INSTRUCTION -
Where does the string "Netzausfall" appear in the records? Copy every line that contains it.

DATASET RECORDS -
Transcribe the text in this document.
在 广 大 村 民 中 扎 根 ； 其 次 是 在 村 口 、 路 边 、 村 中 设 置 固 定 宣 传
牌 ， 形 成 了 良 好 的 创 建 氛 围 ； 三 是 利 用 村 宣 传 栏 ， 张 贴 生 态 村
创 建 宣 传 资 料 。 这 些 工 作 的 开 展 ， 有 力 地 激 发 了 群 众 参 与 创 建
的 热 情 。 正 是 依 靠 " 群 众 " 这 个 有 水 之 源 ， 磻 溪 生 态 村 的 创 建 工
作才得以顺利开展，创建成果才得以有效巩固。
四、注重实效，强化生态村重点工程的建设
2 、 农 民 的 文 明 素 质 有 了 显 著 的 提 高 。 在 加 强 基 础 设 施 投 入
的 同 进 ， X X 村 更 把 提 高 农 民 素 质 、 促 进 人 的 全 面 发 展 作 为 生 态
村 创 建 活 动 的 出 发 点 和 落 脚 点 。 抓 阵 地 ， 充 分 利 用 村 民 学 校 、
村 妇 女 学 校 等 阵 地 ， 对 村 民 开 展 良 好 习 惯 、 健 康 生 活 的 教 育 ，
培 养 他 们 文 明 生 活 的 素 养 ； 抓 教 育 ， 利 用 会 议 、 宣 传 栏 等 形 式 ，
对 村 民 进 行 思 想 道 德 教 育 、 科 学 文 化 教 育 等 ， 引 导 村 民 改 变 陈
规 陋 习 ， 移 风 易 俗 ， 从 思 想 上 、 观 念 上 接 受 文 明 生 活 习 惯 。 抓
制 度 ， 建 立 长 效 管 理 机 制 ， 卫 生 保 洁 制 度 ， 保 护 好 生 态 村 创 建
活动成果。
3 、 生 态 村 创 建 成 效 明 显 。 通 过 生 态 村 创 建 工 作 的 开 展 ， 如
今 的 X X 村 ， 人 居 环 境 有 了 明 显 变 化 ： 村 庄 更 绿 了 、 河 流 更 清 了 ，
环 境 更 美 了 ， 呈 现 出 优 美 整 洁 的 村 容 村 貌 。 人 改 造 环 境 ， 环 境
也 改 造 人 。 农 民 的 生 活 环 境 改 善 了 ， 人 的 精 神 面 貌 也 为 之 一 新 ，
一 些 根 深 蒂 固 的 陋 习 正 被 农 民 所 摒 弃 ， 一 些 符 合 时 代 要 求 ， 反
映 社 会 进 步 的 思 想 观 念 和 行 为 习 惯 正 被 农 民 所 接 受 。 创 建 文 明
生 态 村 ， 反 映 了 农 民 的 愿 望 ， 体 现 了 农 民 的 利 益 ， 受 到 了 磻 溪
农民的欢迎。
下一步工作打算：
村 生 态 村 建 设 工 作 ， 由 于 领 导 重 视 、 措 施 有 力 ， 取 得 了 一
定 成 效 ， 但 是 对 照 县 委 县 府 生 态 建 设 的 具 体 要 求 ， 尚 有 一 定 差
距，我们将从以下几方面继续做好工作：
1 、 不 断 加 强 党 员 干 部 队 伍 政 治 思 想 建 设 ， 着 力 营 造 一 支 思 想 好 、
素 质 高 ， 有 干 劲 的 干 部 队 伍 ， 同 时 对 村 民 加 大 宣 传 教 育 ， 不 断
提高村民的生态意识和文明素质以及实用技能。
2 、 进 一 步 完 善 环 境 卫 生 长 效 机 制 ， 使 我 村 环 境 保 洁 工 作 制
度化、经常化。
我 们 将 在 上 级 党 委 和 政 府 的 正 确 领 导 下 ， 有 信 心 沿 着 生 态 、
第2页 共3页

...

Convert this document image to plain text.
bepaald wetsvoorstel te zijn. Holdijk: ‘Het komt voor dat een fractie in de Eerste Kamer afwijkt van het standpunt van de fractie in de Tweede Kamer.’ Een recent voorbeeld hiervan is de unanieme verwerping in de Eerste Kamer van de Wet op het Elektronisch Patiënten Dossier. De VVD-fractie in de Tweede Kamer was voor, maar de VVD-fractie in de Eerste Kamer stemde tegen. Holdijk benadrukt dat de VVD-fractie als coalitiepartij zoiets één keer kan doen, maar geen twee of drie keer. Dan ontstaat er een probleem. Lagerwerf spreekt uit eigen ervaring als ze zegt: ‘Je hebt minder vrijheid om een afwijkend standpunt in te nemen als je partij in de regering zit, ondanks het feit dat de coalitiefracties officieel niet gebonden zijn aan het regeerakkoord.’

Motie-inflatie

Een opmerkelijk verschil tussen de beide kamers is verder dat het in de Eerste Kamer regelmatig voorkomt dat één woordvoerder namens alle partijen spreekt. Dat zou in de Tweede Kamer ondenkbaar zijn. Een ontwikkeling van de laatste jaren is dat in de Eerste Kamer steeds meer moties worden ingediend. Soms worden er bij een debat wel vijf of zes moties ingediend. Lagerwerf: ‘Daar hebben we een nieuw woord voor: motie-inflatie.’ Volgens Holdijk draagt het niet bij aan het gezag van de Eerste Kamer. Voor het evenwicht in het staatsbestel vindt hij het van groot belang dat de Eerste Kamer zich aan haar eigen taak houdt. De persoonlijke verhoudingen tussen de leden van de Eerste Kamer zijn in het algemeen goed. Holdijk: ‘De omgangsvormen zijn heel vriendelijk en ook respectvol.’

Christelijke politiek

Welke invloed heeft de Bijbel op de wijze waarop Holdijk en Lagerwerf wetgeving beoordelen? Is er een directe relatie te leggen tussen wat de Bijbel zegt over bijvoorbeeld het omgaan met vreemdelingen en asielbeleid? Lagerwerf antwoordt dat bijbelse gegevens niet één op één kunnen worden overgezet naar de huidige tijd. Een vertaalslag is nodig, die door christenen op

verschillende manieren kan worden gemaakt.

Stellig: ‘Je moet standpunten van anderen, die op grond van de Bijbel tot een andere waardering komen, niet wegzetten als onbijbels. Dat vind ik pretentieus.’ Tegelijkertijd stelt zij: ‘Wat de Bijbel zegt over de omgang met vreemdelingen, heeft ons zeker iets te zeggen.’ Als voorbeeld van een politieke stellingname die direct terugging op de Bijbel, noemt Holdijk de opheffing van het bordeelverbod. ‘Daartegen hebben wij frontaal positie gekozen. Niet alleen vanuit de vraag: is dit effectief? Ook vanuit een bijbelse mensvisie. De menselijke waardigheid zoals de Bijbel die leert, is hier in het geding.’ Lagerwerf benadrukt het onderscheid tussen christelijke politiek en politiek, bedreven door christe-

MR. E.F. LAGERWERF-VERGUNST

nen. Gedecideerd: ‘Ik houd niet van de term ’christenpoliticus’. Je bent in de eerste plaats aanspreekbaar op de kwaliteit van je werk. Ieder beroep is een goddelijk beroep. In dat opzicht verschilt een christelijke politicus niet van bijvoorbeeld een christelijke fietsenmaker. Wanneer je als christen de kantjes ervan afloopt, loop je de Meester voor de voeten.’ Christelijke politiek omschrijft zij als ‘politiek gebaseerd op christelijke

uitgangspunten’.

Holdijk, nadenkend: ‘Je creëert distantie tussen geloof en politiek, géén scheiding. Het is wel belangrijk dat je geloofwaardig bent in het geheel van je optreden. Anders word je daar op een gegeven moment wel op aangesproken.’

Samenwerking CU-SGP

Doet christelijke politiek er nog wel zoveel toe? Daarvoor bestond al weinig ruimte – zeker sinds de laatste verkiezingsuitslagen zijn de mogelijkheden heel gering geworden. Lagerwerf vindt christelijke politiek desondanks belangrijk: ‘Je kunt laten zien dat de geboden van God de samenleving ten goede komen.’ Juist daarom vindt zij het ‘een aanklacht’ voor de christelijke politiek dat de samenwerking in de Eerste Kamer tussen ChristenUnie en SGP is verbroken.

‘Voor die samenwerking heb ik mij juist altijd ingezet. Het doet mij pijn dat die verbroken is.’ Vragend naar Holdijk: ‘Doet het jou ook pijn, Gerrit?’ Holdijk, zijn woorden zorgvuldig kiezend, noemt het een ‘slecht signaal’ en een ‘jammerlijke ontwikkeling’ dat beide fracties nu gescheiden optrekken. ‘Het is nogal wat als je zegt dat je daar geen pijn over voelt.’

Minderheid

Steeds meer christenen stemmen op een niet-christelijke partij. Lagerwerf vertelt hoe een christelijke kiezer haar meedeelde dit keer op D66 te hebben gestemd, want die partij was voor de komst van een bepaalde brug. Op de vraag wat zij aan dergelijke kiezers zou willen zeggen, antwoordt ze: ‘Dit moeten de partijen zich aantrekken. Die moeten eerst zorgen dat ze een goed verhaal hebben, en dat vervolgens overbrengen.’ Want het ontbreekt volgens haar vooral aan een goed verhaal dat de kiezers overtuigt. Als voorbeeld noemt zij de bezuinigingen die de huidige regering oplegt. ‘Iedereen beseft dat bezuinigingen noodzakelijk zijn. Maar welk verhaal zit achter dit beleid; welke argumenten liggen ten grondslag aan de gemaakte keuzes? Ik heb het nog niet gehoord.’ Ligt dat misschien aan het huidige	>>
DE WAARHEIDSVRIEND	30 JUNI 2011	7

* * *

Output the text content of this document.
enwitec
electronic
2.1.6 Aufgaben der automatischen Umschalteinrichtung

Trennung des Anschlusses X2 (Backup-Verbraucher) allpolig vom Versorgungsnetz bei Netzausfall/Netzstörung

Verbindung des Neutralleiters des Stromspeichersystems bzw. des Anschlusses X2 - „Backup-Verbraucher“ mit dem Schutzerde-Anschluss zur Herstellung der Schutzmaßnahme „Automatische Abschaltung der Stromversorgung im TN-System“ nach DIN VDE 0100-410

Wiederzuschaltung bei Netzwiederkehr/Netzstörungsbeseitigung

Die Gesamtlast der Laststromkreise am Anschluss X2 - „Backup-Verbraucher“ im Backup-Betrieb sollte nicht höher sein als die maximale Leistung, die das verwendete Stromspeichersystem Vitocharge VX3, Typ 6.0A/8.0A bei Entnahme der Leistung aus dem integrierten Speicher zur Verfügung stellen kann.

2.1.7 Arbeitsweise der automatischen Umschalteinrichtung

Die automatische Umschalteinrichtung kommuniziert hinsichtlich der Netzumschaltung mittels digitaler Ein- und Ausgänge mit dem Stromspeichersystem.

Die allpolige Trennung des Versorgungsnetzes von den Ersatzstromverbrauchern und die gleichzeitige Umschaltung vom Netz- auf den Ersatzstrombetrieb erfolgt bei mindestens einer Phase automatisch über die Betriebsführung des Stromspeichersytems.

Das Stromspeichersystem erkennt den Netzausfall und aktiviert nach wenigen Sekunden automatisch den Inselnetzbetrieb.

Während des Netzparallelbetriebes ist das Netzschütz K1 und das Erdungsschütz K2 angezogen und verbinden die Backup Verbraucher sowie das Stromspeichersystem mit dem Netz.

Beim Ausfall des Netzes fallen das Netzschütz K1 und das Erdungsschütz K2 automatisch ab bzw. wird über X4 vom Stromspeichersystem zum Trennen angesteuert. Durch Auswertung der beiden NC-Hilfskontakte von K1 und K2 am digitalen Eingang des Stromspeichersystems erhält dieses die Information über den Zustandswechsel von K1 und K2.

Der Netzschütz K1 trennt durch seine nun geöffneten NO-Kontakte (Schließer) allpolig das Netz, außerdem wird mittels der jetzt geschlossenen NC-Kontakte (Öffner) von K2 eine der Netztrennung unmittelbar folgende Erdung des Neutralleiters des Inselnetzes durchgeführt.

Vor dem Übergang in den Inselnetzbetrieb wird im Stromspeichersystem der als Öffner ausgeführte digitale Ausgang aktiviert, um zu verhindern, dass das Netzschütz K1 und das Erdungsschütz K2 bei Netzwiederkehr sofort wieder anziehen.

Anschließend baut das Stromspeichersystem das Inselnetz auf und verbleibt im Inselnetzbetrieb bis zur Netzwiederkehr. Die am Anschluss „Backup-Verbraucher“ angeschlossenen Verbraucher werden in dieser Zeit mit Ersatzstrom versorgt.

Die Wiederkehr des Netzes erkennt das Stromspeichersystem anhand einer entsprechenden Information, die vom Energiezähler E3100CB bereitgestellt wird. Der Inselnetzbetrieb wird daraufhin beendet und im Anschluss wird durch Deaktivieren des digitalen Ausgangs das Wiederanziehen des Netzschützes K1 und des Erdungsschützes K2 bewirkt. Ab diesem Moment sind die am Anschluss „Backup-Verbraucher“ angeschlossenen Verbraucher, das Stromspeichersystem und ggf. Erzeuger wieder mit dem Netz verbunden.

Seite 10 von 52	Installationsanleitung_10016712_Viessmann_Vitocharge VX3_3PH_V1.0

SOLUTION TO THIS EXERCISE -
Trennung des Anschlusses X2 (Backup-Verbraucher) allpolig vom Versorgungsnetz bei Netzausfall/Netzstörung
Das Stromspeichersystem erkennt den Netzausfall und aktiviert nach wenigen Sekunden automatisch den Inselnetzbetrieb.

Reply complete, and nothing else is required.